GOAL 1 ▸ In the records below, repeat the part that opens with the line containing "Bar — [331, 85, 341, 256]" and closes with the line containing "Bar — [506, 76, 517, 256]", keeping every line unchanged and including both of those lines.

DOCUMENT ▸
++++++
All of lore.kernel.org
 help / color / mirror / Atom feed
From: Mauro Carvalho Chehab <mchehab+huawei@kernel.org>
To: Jonathan Corbet <corbet@lwn.net>
Cc: linux-doc@vger.kernel.org, linux-kernel@vger.kernel.org,
	Akira Yokosawa <akiyks@gmail.com>
Subject: Re: [PATCH 04/12] docs: kdoc: move the prefix transforms out of dump_struct()
Date: Fri, 1 Aug 2025 07:35:30 +0200	[thread overview]
Message-ID: <20250801073530.661e2078@foz.lan> (raw)
In-Reply-To: <20250801072841.0246eeac@foz.lan>

Em Fri, 1 Aug 2025 07:28:41 +0200
Mauro Carvalho Chehab <mchehab+huawei@kernel.org> escreveu:

> Em Thu, 31 Jul 2025 18:13:18 -0600
> Jonathan Corbet <corbet@lwn.net> escreveu:
> 
> > dump_struct is one of the longest functions in the kdoc_parser class,
> > making it hard to read and reason about.  Move the definition of the prefix
> > transformations out of the function, join them with the definition of
> > "attribute" (which was defined at the top of the file but only used here),
> > and reformat the code slightly for shorter line widths.
> > 
> > Just code movement in the end.  
> 
> This patch itself LGTM:
> 
> Reviewed-by: Mauro Carvalho Chehab <mchehab+huawei@kernel.org>

In time, my R-B from patch 4 and above assumes that patch 3 is
dropped, as I'm not re-checking the regular expressions.

> 
> but see my notes below:
> 
> > +struct_prefixes = [
> > +    # Strip attributes
> > +    (struct_attribute, ' '),
> > +    (KernRe(r'\s*__aligned\s*\([^;]*\)', re.S), ' '),
> > +    (KernRe(r'\s*__counted_by\s*\([^;]*\)', re.S), ' '),
> > +    (KernRe(r'\s*__counted_by_(le|be)\s*\([^;]*\)', re.S), ' '),
> > +    (KernRe(r'\s*__packed\s*', re.S), ' '),
> > +    (KernRe(r'\s*CRYPTO_MINALIGN_ATTR', re.S), ' '),
> > +    (KernRe(r'\s*____cacheline_aligned_in_smp', re.S), ' '),
> > +    (KernRe(r'\s*____cacheline_aligned', re.S), ' '),
> > +    #
> > +    # Unwrap struct_group macros based on this definition:
> > +    # __struct_group(TAG, NAME, ATTRS, MEMBERS...)
> > +    # which has variants like: struct_group(NAME, MEMBERS...)
++++++
RECORDS ▸
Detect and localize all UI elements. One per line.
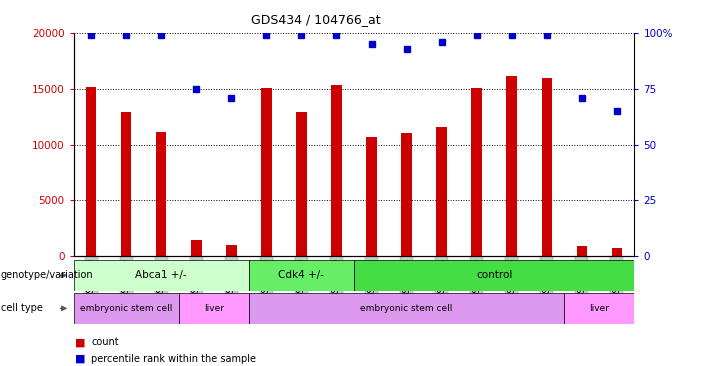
Bar — [331, 85, 341, 256]
Text: cell type: cell type — [1, 303, 43, 313]
Bar — [74, 260, 249, 291]
Bar — [179, 293, 249, 324]
Bar — [436, 127, 447, 256]
Text: embryonic stem cell: embryonic stem cell — [360, 304, 453, 313]
Text: Cdk4 +/-: Cdk4 +/- — [278, 270, 325, 280]
Text: embryonic stem cell: embryonic stem cell — [80, 304, 172, 313]
Bar — [226, 245, 237, 256]
Bar — [261, 87, 271, 256]
Bar — [576, 246, 587, 256]
Bar — [191, 240, 202, 256]
Bar — [354, 260, 634, 291]
Text: liver: liver — [204, 304, 224, 313]
Bar — [86, 86, 97, 256]
Bar — [249, 293, 564, 324]
Bar — [541, 78, 552, 256]
Bar — [156, 132, 167, 256]
Bar — [121, 112, 131, 256]
Bar — [611, 249, 622, 256]
Text: ■: ■ — [76, 337, 86, 347]
Text: ■: ■ — [76, 354, 86, 364]
Bar — [366, 137, 377, 256]
Bar — [401, 133, 412, 256]
Text: GDS434 / 104766_at: GDS434 / 104766_at — [251, 13, 380, 26]
Text: Abca1 +/-: Abca1 +/- — [135, 270, 187, 280]
Bar — [506, 76, 517, 256]
Bar — [471, 87, 482, 256]
Bar — [74, 293, 179, 324]
Text: control: control — [476, 270, 512, 280]
Bar — [564, 293, 634, 324]
Text: count: count — [91, 337, 118, 347]
Bar — [296, 112, 306, 256]
Bar — [249, 260, 354, 291]
Text: genotype/variation: genotype/variation — [1, 270, 93, 280]
Text: percentile rank within the sample: percentile rank within the sample — [91, 354, 256, 364]
Text: liver: liver — [590, 304, 609, 313]
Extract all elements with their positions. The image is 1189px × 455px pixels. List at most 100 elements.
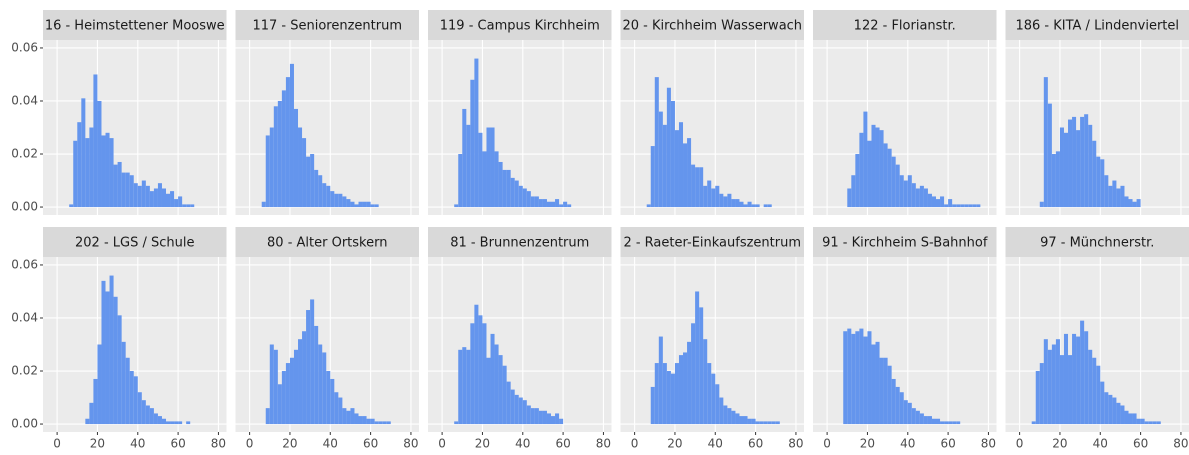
++++++
GOAL 2 ▸ From the patch review message above, duplicate the part that opens with the words containing "In-Reply-To: <20250801072841.0246eeac@foz.lan>" and closes with the words containing "shorter line widths.", character for character.

CORRECT ANSWER 1 ▸
Bar — [331, 85, 341, 256]
Text: cell type: cell type — [1, 303, 43, 313]
Bar — [74, 260, 249, 291]
Bar — [179, 293, 249, 324]
Bar — [436, 127, 447, 256]
Text: embryonic stem cell: embryonic stem cell — [360, 304, 453, 313]
Text: Cdk4 +/-: Cdk4 +/- — [278, 270, 325, 280]
Text: embryonic stem cell: embryonic stem cell — [80, 304, 172, 313]
Bar — [226, 245, 237, 256]
Bar — [261, 87, 271, 256]
Bar — [576, 246, 587, 256]
Bar — [191, 240, 202, 256]
Bar — [354, 260, 634, 291]
Text: liver: liver — [204, 304, 224, 313]
Bar — [86, 86, 97, 256]
Bar — [249, 293, 564, 324]
Bar — [541, 78, 552, 256]
Bar — [156, 132, 167, 256]
Bar — [121, 112, 131, 256]
Bar — [611, 249, 622, 256]
Text: ■: ■ — [76, 337, 86, 347]
Text: ■: ■ — [76, 354, 86, 364]
Bar — [366, 137, 377, 256]
Bar — [401, 133, 412, 256]
Text: GDS434 / 104766_at: GDS434 / 104766_at — [251, 13, 380, 26]
Text: Abca1 +/-: Abca1 +/- — [135, 270, 187, 280]
Bar — [506, 76, 517, 256]

CORRECT ANSWER 2 ▸
In-Reply-To: <20250801072841.0246eeac@foz.lan>

Em Fri, 1 Aug 2025 07:28:41 +0200
Mauro Carvalho Chehab <mchehab+huawei@kernel.org> escreveu:

> Em Thu, 31 Jul 2025 18:13:18 -0600
> Jonathan Corbet <corbet@lwn.net> escreveu:
> 
> > dump_struct is one of the longest functions in the kdoc_parser class,
> > making it hard to read and reason about.  Move the definition of the prefix
> > transformations out of the function, join them with the definition of
> > "attribute" (which was defined at the top of the file but only used here),
> > and reformat the code slightly for shorter line widths.